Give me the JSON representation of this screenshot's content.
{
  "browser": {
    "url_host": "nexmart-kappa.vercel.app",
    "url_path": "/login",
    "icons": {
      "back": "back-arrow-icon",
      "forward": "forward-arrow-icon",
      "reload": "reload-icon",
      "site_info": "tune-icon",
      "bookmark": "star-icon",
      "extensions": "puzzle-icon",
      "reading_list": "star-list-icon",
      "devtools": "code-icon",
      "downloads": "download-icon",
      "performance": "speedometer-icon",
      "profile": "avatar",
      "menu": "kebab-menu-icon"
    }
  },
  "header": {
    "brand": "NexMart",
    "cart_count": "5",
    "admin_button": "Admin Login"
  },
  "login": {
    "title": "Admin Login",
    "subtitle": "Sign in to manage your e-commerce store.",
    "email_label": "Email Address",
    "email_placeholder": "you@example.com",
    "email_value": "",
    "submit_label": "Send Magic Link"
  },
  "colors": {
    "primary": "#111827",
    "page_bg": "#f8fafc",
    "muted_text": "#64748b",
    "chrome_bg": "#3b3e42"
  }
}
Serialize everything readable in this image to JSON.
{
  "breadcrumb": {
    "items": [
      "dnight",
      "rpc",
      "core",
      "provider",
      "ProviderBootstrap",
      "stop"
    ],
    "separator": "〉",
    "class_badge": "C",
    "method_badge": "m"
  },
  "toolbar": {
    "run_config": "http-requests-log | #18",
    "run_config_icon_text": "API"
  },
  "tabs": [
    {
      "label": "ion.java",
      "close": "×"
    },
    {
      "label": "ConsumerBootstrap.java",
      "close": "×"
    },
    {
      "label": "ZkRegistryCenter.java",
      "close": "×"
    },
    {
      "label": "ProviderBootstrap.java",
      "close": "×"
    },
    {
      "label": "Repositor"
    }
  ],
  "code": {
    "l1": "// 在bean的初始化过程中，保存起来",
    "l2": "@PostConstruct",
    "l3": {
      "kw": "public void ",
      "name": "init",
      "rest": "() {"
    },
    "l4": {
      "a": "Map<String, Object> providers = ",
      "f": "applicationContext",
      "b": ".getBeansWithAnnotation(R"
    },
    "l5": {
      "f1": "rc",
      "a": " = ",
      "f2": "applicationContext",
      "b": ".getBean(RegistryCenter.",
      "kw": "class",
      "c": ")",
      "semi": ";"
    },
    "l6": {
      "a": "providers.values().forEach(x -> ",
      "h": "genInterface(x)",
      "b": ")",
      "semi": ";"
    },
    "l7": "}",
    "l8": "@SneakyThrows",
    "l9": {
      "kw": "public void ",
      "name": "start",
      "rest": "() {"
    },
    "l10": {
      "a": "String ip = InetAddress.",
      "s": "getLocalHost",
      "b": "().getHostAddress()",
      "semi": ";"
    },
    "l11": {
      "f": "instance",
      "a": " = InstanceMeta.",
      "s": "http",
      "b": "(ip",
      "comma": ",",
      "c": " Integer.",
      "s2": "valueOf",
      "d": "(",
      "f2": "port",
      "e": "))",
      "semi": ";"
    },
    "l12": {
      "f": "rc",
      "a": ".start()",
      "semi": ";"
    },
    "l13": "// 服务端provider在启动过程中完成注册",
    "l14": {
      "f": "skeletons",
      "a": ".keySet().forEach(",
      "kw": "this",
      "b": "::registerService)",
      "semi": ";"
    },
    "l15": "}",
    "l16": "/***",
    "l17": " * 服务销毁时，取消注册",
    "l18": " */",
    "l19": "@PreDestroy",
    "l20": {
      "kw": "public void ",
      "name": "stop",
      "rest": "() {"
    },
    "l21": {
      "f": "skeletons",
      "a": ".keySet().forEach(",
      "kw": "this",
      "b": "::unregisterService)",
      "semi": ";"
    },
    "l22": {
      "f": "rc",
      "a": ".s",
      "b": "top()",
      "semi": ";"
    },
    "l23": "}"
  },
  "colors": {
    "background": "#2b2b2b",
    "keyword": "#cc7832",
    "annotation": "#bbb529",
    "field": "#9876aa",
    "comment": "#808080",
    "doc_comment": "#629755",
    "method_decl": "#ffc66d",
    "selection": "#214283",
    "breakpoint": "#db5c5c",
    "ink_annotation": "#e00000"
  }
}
..............................
* [GIVEN INSTRUCTION] Using the material above, state how many lines include the string "this". Answer with a single number.

* [REPLY TO THE TASK] 4